• Data provided:

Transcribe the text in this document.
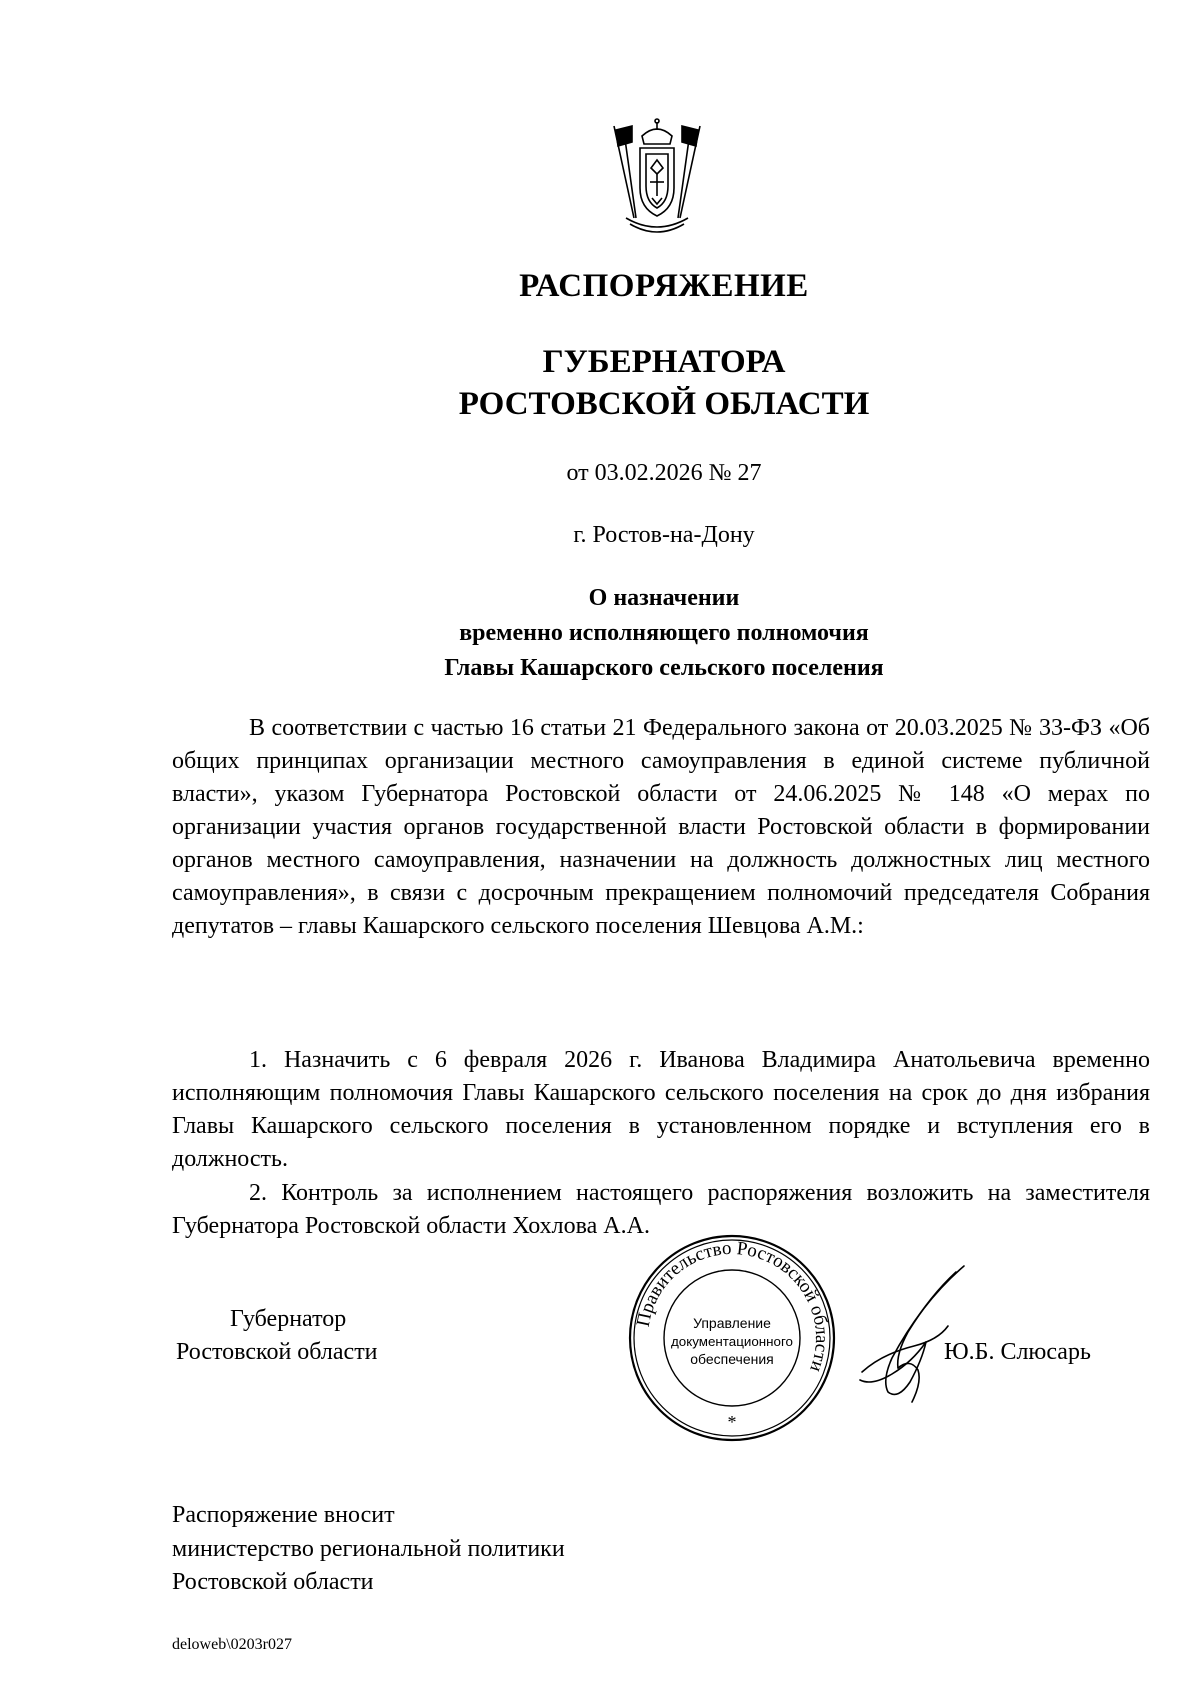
РАСПОРЯЖЕНИЕ
ГУБЕРНАТОРА
РОСТОВСКОЙ ОБЛАСТИ
от 03.02.2026 № 27
г. Ростов-на-Дону
О назначении
временно исполняющего полномочия
Главы Кашарского сельского поселения
В соответствии с частью 16 статьи 21 Федерального закона от 20.03.2025 № 33-ФЗ «Об общих принципах организации местного самоуправления в единой системе публичной власти», указом Губернатора Ростовской области от 24.06.2025 № 148 «О мерах по организации участия органов государственной власти Ростовской области в формировании органов местного самоуправления, назначении на должность должностных лиц местного самоуправления», в связи с досрочным прекращением полномочий председателя Собрания депутатов – главы Кашарского сельского поселения Шевцова А.М.:
1. Назначить с 6 февраля 2026 г. Иванова Владимира Анатольевича временно исполняющим полномочия Главы Кашарского сельского поселения на срок до дня избрания Главы Кашарского сельского поселения в установленном порядке и вступления его в должность.
2. Контроль за исполнением настоящего распоряжения возложить на заместителя Губернатора Ростовской области Хохлова А.А.
Губернатор
Ростовской области
Правительство Ростовской области
Управление
документационного
обеспечения
*
Ю.Б. Слюсарь
Распоряжение вносит
министерство региональной политики
Ростовской области
deloweb\0203r027
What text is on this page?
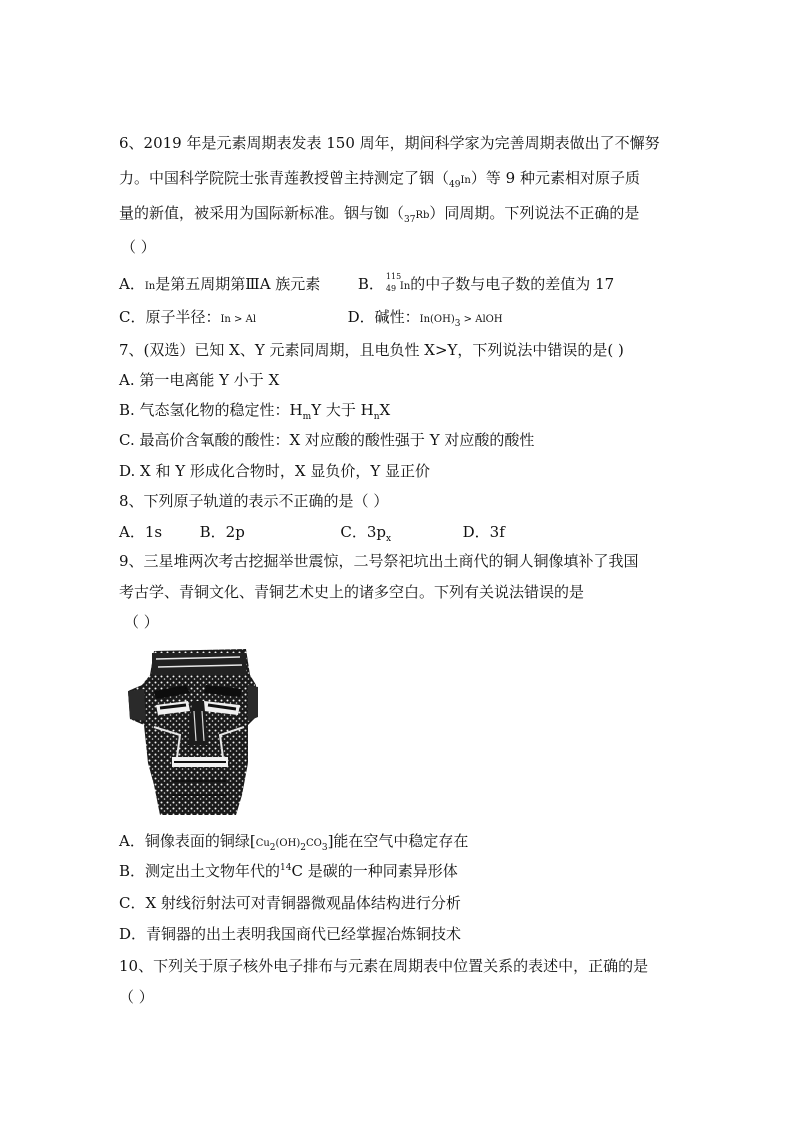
6、2019 年是元素周期表发表 150 周年，期间科学家为完善周期表做出了不懈努
力。中国科学院院士张青莲教授曾主持测定了铟$(_{49}In)$等 9 种元素相对原子质
量的新值，被采用为国际新标准。铟与铷$(_{37}Rb)$同周期。下列说法不正确的是
（ ）
A．In是第五周期第ⅢA 族元素	B． 115
49 In的中子数与电子数的差值为 17
C．原子半径：In > Al	D．碱性：$In(OH)_3$ > AlOH
7、(双选）已知 X、Y 元素同周期，且电负性 X>Y，下列说法中错误的是( )
A. 第一电离能 Y 小于 X
B. 气态氢化物的稳定性：$H_mY$ 大于 $H_nX$
C. 最高价含氧酸的酸性：X 对应酸的酸性强于 Y 对应酸的酸性
D. X 和 Y 形成化合物时，X 显负价，Y 显正价
8、下列原子轨道的表示不正确的是（ ）
A．1s	B．2p	C．$3p_x$	D．3f
9、三星堆两次考古挖掘举世震惊，二号祭祀坑出土商代的铜人铜像填补了我国
考古学、青铜文化、青铜艺术史上的诸多空白。下列有关说法错误的是
（ ）
A．铜像表面的铜绿$[Cu_2(OH)_2CO_3]$能在空气中稳定存在
B．测定出土文物年代的$^{14}$C 是碳的一种同素异形体
C．X 射线衍射法可对青铜器微观晶体结构进行分析
D．青铜器的出土表明我国商代已经掌握冶炼铜技术
10、下列关于原子核外电子排布与元素在周期表中位置关系的表述中，正确的是
（ ）
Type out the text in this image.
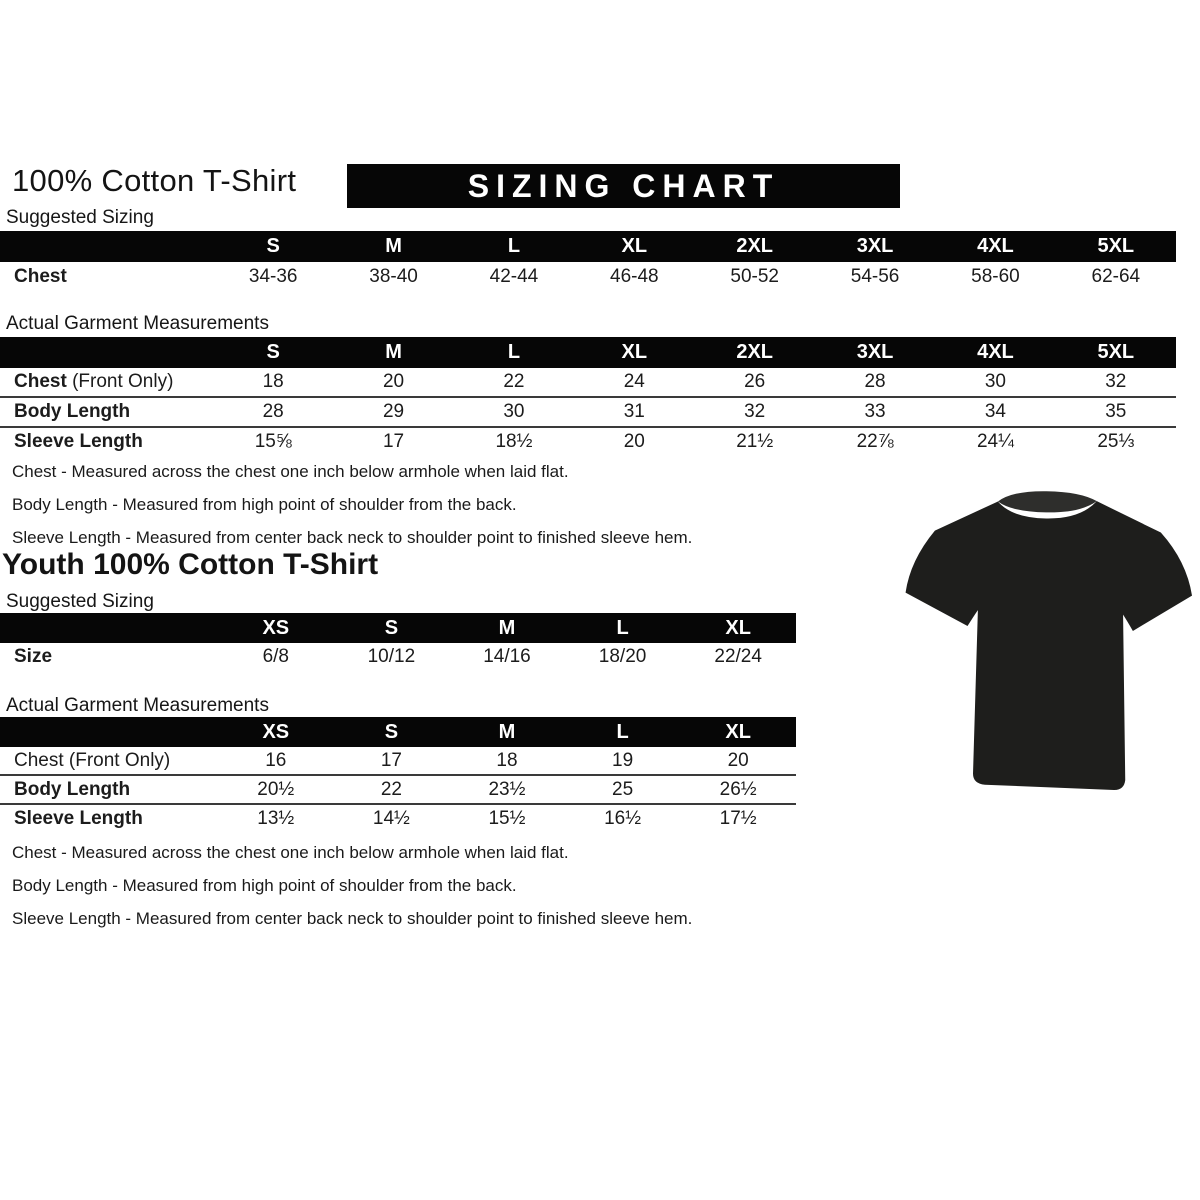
100% Cotton T-Shirt	SIZING CHART
Suggested Sizing
S	M	L	XL	2XL	3XL	4XL	5XL
Chest	34-36	38-40	42-44	46-48	50-52	54-56	58-60	62-64
Actual Garment Measurements
S	M	L	XL	2XL	3XL	4XL	5XL
Chest (Front Only)	18	20	22	24	26	28	30	32
Body Length	28	29	30	31	32	33	34	35
Sleeve Length	15⅝	17	18½	20	21½	22⅞	24¼	25⅓

Chest - Measured across the chest one inch below armhole when laid flat.

Body Length - Measured from high point of shoulder from the back.

Sleeve Length - Measured from center back neck to shoulder point to finished sleeve hem.

Youth 100% Cotton T-Shirt
Suggested Sizing
XS	S	M	L	XL
Size	6/8	10/12	14/16	18/20	22/24
Actual Garment Measurements
XS	S	M	L	XL
Chest (Front Only)	16	17	18	19	20
Body Length	20½	22	23½	25	26½
Sleeve Length	13½	14½	15½	16½	17½

Chest - Measured across the chest one inch below armhole when laid flat.

Body Length - Measured from high point of shoulder from the back.

Sleeve Length - Measured from center back neck to shoulder point to finished sleeve hem.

• Instructions to follow: Look through the entries above; copy every line holding the string "this".

• Finished task:
Transcribe the text in this document.
What text is on this page?
Type out the text in this image.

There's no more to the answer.